WHAT IS EXPECTED: Keep the images out and copy every entry below exactly.

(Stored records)

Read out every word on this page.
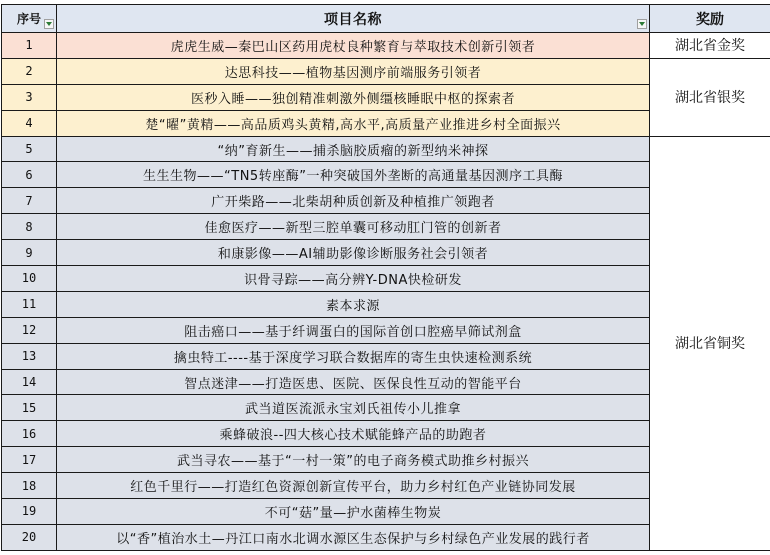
序号	项目名称	奖励
1	虎虎生威—秦巴山区药用虎杖良种繁育与萃取技术创新引领者	湖北省金奖
2	达思科技——植物基因测序前端服务引领者	湖北省银奖
3	医秒入睡——独创精准刺激外侧缰核睡眠中枢的探索者	
4	楚“曜”黄精——高品质鸡头黄精,高水平,高质量产业推进乡村全面振兴	
5	“纳”育新生——捕杀脑胶质瘤的新型纳米神探	湖北省铜奖
6	生生生物——“TN5转座酶”一种突破国外垄断的高通量基因测序工具酶	
7	广开柴路——北柴胡种质创新及种植推广领跑者	
8	佳愈医疗——新型三腔单囊可移动肛门管的创新者	
9	和康影像——AI辅助影像诊断服务社会引领者	
10	识骨寻踪——高分辨Y-DNA快检研发	
11	素本求源	
12	阻击癌口——基于纤调蛋白的国际首创口腔癌早筛试剂盒	
13	擒虫特工----基于深度学习联合数据库的寄生虫快速检测系统	
14	智点迷津——打造医患、医院、医保良性互动的智能平台	
15	武当道医流派永宝刘氏祖传小儿推拿	
16	乘蜂破浪--四大核心技术赋能蜂产品的助跑者	
17	武当寻农——基于“一村一策”的电子商务模式助推乡村振兴	
18	红色千里行——打造红色资源创新宣传平台，助力乡村红色产业链协同发展	
19	不可“菇”量—护水菌棒生物炭	
20	以“香”植治水土—丹江口南水北调水源区生态保护与乡村绿色产业发展的践行者	
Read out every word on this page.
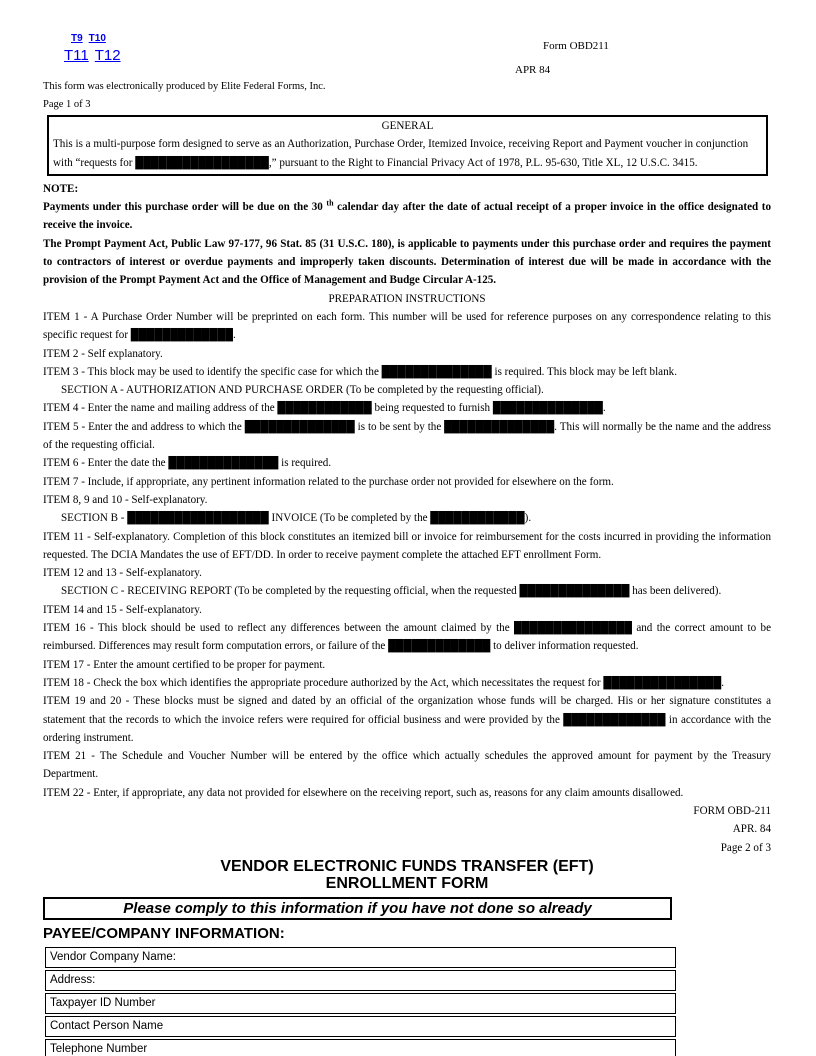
T9 T10
T11 T12
Form OBD211
APR 84
This form was electronically produced by Elite Federal Forms, Inc.
Page 1 of 3
GENERAL
This is a multi-purpose form designed to serve as an Authorization, Purchase Order, Itemized Invoice, receiving Report and Payment voucher in conjunction with “requests for █████████████████,” pursuant to the Right to Financial Privacy Act of 1978, P.L. 95-630, Title XL, 12 U.S.C. 3415.
NOTE:
Payments under this purchase order will be due on the 30 $^{th}$ calendar day after the date of actual receipt of a proper invoice in the office designated to receive the invoice.
The Prompt Payment Act, Public Law 97-177, 96 Stat. 85 (31 U.S.C. 180), is applicable to payments under this purchase order and requires the payment to contractors of interest or overdue payments and improperly taken discounts. Determination of interest due will be made in accordance with the provision of the Prompt Payment Act and the Office of Management and Budge Circular A-125.
PREPARATION INSTRUCTIONS
ITEM 1 - A Purchase Order Number will be preprinted on each form. This number will be used for reference purposes on any correspondence relating to this specific request for █████████████.
ITEM 2 - Self explanatory.
ITEM 3 - This block may be used to identify the specific case for which the ██████████████ is required. This block may be left blank.
SECTION A - AUTHORIZATION AND PURCHASE ORDER (To be completed by the requesting official).
ITEM 4 - Enter the name and mailing address of the ████████████ being requested to furnish ██████████████.
ITEM 5 - Enter the and address to which the ██████████████ is to be sent by the ██████████████. This will normally be the name and the address of the requesting official.
ITEM 6 - Enter the date the ██████████████ is required.
ITEM 7 - Include, if appropriate, any pertinent information related to the purchase order not provided for elsewhere on the form.
ITEM 8, 9 and 10 - Self-explanatory.
SECTION B - ██████████████████ INVOICE (To be completed by the ████████████).
ITEM 11 - Self-explanatory. Completion of this block constitutes an itemized bill or invoice for reimbursement for the costs incurred in providing the information requested. The DCIA Mandates the use of EFT/DD. In order to receive payment complete the attached EFT enrollment Form.
ITEM 12 and 13 - Self-explanatory.
SECTION C - RECEIVING REPORT (To be completed by the requesting official, when the requested ██████████████ has been delivered).
ITEM 14 and 15 - Self-explanatory.
ITEM 16 - This block should be used to reflect any differences between the amount claimed by the ███████████████ and the correct amount to be reimbursed. Differences may result form computation errors, or failure of the █████████████ to deliver information requested.
ITEM 17 - Enter the amount certified to be proper for payment.
ITEM 18 - Check the box which identifies the appropriate procedure authorized by the Act, which necessitates the request for ███████████████.
ITEM 19 and 20 - These blocks must be signed and dated by an official of the organization whose funds will be charged. His or her signature constitutes a statement that the records to which the invoice refers were required for official business and were provided by the █████████████ in accordance with the ordering instrument.
ITEM 21 - The Schedule and Voucher Number will be entered by the office which actually schedules the approved amount for payment by the Treasury Department.
ITEM 22 - Enter, if appropriate, any data not provided for elsewhere on the receiving report, such as, reasons for any claim amounts disallowed.
FORM OBD-211
APR. 84
Page 2 of 3
VENDOR ELECTRONIC FUNDS TRANSFER (EFT)
ENROLLMENT FORM
Please comply to this information if you have not done so already
PAYEE/COMPANY INFORMATION:
Vendor Company Name:
Address:
Taxpayer ID Number
Contact Person Name
Telephone Number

SOLUTION BELOW:
Read out every word on this page.
序号	项目名称	奖励
1	虎虎生威—秦巴山区药用虎杖良种繁育与萃取技术创新引领者	湖北省金奖
2	达思科技——植物基因测序前端服务引领者	湖北省银奖
3	医秒入睡——独创精准刺激外侧缰核睡眠中枢的探索者	
4	楚“曜”黄精——高品质鸡头黄精,高水平,高质量产业推进乡村全面振兴	
5	“纳”育新生——捕杀脑胶质瘤的新型纳米神探	湖北省铜奖
6	生生生物——“TN5转座酶”一种突破国外垄断的高通量基因测序工具酶	
7	广开柴路——北柴胡种质创新及种植推广领跑者	
8	佳愈医疗——新型三腔单囊可移动肛门管的创新者	
9	和康影像——AI辅助影像诊断服务社会引领者	
10	识骨寻踪——高分辨Y-DNA快检研发	
11	素本求源	
12	阻击癌口——基于纤调蛋白的国际首创口腔癌早筛试剂盒	
13	擒虫特工----基于深度学习联合数据库的寄生虫快速检测系统	
14	智点迷津——打造医患、医院、医保良性互动的智能平台	
15	武当道医流派永宝刘氏祖传小儿推拿	
16	乘蜂破浪--四大核心技术赋能蜂产品的助跑者	
17	武当寻农——基于“一村一策”的电子商务模式助推乡村振兴	
18	红色千里行——打造红色资源创新宣传平台，助力乡村红色产业链协同发展	
19	不可“菇”量—护水菌棒生物炭	
20	以“香”植治水土—丹江口南水北调水源区生态保护与乡村绿色产业发展的践行者	
Read out every word on this page.
T9 T10
T11 T12
Form OBD211
APR 84
This form was electronically produced by Elite Federal Forms, Inc.
Page 1 of 3
GENERAL
This is a multi-purpose form designed to serve as an Authorization, Purchase Order, Itemized Invoice, receiving Report and Payment voucher in conjunction with “requests for █████████████████,” pursuant to the Right to Financial Privacy Act of 1978, P.L. 95-630, Title XL, 12 U.S.C. 3415.
NOTE:
Payments under this purchase order will be due on the 30 $^{th}$ calendar day after the date of actual receipt of a proper invoice in the office designated to receive the invoice.
The Prompt Payment Act, Public Law 97-177, 96 Stat. 85 (31 U.S.C. 180), is applicable to payments under this purchase order and requires the payment to contractors of interest or overdue payments and improperly taken discounts. Determination of interest due will be made in accordance with the provision of the Prompt Payment Act and the Office of Management and Budge Circular A-125.
PREPARATION INSTRUCTIONS
ITEM 1 - A Purchase Order Number will be preprinted on each form. This number will be used for reference purposes on any correspondence relating to this specific request for █████████████.
ITEM 2 - Self explanatory.
ITEM 3 - This block may be used to identify the specific case for which the ██████████████ is required. This block may be left blank.
SECTION A - AUTHORIZATION AND PURCHASE ORDER (To be completed by the requesting official).
ITEM 4 - Enter the name and mailing address of the ████████████ being requested to furnish ██████████████.
ITEM 5 - Enter the and address to which the ██████████████ is to be sent by the ██████████████. This will normally be the name and the address of the requesting official.
ITEM 6 - Enter the date the ██████████████ is required.
ITEM 7 - Include, if appropriate, any pertinent information related to the purchase order not provided for elsewhere on the form.
ITEM 8, 9 and 10 - Self-explanatory.
SECTION B - ██████████████████ INVOICE (To be completed by the ████████████).
ITEM 11 - Self-explanatory. Completion of this block constitutes an itemized bill or invoice for reimbursement for the costs incurred in providing the information requested. The DCIA Mandates the use of EFT/DD. In order to receive payment complete the attached EFT enrollment Form.
ITEM 12 and 13 - Self-explanatory.
SECTION C - RECEIVING REPORT (To be completed by the requesting official, when the requested ██████████████ has been delivered).
ITEM 14 and 15 - Self-explanatory.
ITEM 16 - This block should be used to reflect any differences between the amount claimed by the ███████████████ and the correct amount to be reimbursed. Differences may result form computation errors, or failure of the █████████████ to deliver information requested.
ITEM 17 - Enter the amount certified to be proper for payment.
ITEM 18 - Check the box which identifies the appropriate procedure authorized by the Act, which necessitates the request for ███████████████.
ITEM 19 and 20 - These blocks must be signed and dated by an official of the organization whose funds will be charged. His or her signature constitutes a statement that the records to which the invoice refers were required for official business and were provided by the █████████████ in accordance with the ordering instrument.
ITEM 21 - The Schedule and Voucher Number will be entered by the office which actually schedules the approved amount for payment by the Treasury Department.
ITEM 22 - Enter, if appropriate, any data not provided for elsewhere on the receiving report, such as, reasons for any claim amounts disallowed.
FORM OBD-211
APR. 84
Page 2 of 3
VENDOR ELECTRONIC FUNDS TRANSFER (EFT)
ENROLLMENT FORM
Please comply to this information if you have not done so already
PAYEE/COMPANY INFORMATION:
Vendor Company Name:
Address:
Taxpayer ID Number
Contact Person Name
Telephone Number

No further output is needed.